• [Extracts from a graphics dataset]:
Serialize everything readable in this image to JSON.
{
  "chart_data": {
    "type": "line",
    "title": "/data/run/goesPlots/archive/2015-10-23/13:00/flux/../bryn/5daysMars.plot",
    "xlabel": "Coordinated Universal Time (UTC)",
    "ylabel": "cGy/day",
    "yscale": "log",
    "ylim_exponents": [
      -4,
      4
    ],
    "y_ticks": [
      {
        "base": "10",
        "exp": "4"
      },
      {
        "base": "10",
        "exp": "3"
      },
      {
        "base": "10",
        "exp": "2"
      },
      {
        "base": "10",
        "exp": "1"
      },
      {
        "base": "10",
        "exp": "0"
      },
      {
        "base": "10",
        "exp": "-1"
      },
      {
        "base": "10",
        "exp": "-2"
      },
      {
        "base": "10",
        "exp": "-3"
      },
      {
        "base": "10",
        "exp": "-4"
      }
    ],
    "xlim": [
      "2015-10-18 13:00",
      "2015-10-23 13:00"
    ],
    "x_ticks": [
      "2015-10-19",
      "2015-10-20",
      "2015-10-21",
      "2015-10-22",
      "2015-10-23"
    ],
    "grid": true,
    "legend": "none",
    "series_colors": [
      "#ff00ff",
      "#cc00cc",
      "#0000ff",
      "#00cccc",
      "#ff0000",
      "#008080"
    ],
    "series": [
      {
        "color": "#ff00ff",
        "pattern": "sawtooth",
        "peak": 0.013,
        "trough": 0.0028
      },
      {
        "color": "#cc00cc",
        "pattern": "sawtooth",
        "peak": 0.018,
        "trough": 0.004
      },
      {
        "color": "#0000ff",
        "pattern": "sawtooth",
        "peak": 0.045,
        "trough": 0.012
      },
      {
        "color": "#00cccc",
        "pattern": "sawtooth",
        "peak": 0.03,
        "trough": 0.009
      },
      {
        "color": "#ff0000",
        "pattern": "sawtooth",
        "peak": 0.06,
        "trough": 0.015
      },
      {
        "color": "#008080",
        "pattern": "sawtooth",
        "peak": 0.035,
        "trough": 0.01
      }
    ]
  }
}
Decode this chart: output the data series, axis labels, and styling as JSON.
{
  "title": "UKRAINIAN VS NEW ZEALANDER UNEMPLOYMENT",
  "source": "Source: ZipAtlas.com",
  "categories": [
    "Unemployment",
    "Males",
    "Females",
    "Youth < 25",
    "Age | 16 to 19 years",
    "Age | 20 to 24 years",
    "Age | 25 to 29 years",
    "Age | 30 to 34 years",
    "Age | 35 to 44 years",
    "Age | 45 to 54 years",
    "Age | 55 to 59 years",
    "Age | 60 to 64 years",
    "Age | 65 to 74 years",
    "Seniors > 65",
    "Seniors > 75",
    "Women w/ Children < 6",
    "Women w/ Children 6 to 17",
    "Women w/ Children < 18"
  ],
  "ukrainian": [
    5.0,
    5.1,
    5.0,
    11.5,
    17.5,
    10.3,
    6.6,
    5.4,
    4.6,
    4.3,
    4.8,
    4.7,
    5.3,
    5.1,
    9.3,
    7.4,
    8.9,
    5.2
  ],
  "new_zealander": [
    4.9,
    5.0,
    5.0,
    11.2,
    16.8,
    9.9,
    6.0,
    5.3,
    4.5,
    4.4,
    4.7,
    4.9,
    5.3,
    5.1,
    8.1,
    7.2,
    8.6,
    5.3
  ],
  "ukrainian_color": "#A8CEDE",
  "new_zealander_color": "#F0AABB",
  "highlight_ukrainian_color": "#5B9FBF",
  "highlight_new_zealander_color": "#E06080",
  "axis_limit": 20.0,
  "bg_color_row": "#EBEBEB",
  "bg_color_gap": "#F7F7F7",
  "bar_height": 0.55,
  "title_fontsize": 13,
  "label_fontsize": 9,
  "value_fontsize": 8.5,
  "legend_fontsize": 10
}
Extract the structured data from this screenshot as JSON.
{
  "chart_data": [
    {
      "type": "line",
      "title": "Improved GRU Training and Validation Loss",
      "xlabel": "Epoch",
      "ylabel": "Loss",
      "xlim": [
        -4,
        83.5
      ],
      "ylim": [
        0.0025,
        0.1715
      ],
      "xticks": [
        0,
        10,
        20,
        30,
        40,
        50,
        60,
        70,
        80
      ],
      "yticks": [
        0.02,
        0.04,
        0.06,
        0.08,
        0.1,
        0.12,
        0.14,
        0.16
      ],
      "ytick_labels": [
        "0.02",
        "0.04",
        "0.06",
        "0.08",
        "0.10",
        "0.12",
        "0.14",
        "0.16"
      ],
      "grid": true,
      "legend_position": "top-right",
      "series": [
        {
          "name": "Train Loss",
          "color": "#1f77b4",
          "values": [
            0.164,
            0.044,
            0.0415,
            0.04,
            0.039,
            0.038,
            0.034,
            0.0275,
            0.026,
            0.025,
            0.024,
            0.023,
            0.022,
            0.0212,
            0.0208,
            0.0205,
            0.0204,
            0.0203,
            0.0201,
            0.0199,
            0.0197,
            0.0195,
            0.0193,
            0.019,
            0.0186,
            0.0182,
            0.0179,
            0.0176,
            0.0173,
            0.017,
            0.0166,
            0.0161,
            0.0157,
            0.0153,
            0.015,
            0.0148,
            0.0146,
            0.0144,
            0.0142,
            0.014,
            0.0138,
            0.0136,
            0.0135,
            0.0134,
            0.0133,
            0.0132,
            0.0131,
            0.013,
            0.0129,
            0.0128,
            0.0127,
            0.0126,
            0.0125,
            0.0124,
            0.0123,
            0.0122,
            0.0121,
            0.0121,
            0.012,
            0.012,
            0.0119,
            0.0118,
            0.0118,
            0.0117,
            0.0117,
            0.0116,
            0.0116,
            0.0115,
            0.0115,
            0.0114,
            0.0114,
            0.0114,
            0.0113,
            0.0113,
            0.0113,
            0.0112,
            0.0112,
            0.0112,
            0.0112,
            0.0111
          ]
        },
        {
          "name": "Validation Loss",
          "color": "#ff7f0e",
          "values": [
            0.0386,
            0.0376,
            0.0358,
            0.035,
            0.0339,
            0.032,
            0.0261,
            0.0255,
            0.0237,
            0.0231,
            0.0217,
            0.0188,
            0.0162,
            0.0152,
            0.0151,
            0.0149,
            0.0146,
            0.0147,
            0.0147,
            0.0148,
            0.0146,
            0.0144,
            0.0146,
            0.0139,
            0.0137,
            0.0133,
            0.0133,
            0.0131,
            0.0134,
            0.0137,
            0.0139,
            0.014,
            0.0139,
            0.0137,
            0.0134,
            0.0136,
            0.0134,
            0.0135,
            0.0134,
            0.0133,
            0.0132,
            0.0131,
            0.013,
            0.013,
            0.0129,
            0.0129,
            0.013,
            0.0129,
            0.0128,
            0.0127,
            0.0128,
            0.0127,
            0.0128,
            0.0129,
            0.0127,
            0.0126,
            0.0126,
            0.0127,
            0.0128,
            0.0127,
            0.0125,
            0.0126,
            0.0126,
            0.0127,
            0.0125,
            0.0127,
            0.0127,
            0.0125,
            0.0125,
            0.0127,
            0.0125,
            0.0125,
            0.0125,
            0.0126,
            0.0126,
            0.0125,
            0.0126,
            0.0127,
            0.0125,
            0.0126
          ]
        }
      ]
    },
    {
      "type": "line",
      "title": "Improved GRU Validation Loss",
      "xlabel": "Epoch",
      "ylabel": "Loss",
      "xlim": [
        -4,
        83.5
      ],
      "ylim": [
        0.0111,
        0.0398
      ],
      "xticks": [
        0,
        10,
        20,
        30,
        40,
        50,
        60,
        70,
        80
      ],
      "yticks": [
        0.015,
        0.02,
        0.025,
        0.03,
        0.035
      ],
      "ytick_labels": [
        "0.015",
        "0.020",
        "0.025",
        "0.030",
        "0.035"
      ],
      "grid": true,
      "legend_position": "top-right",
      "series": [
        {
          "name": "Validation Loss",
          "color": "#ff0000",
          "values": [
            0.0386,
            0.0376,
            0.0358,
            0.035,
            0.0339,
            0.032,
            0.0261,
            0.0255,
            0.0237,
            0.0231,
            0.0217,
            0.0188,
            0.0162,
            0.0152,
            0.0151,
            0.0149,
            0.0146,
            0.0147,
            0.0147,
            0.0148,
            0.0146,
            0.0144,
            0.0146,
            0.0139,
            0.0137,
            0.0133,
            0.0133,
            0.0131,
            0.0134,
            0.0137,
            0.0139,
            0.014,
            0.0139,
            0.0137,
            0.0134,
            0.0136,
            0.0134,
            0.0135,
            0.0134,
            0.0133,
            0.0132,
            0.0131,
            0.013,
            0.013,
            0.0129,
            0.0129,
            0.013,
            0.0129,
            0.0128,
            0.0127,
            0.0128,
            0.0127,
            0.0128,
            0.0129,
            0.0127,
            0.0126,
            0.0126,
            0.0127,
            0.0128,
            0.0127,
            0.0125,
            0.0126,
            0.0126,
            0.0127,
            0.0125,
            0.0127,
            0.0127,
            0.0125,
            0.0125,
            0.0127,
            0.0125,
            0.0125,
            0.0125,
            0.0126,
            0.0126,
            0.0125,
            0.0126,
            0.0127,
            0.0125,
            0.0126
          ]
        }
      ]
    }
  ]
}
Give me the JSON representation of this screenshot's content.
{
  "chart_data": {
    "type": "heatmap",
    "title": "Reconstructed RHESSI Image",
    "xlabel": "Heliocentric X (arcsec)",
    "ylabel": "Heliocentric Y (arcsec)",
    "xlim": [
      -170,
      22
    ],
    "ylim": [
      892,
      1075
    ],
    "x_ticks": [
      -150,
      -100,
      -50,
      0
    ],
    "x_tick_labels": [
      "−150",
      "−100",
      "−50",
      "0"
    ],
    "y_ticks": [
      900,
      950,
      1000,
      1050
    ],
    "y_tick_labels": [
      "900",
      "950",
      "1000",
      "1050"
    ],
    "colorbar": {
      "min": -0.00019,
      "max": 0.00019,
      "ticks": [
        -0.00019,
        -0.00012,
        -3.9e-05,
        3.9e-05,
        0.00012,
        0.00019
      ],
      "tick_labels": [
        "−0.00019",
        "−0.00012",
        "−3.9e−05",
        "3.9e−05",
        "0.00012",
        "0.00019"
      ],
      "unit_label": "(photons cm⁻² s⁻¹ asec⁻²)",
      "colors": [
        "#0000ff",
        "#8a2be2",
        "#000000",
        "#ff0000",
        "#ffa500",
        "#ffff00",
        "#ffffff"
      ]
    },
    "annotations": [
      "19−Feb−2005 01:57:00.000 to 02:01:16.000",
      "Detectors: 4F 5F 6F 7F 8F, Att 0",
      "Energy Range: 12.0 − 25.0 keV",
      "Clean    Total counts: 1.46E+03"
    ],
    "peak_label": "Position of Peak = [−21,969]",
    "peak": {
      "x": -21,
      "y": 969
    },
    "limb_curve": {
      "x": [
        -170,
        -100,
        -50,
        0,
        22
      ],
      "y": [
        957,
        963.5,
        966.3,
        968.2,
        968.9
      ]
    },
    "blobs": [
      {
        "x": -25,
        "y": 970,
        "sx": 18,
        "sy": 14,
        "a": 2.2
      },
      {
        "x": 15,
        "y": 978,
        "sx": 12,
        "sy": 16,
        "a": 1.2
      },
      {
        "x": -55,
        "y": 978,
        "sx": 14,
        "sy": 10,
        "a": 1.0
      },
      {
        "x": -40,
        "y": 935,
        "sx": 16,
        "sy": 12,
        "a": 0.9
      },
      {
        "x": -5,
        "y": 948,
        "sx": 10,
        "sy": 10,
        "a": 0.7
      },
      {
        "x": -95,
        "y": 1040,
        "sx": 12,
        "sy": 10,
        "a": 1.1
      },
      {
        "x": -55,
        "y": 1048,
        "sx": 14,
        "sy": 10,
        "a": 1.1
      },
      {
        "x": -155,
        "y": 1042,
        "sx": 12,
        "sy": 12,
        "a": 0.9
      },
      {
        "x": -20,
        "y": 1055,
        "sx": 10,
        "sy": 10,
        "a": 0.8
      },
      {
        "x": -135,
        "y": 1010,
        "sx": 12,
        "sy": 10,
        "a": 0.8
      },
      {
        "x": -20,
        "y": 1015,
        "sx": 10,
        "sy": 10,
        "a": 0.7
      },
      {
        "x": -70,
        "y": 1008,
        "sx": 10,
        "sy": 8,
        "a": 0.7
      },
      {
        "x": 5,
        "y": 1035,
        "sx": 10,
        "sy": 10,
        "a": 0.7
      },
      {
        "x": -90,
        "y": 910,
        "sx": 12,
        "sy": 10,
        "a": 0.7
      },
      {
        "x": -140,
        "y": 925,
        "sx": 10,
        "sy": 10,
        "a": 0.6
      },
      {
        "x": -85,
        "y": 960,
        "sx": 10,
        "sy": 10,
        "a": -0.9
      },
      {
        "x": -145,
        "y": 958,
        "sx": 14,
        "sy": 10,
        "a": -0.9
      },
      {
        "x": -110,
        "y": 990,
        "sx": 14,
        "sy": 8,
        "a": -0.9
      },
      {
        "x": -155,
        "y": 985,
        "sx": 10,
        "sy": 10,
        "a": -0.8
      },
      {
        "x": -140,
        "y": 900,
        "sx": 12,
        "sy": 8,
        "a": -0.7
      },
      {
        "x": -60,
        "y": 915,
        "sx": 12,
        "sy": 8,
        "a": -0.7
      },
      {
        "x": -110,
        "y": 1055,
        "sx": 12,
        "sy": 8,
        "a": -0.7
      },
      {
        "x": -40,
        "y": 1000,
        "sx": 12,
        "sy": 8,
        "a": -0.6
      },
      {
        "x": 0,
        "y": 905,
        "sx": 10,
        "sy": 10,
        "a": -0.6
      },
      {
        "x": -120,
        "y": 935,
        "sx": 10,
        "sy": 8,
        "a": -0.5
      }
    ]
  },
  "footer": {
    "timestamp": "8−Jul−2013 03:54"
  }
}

• [WHAT IS ASKED]: Identify all lines where the word "Heliocentric" shows up. Copy them.

• [WORKED ANSWER]:
    "xlabel": "Heliocentric X (arcsec)",
    "ylabel": "Heliocentric Y (arcsec)",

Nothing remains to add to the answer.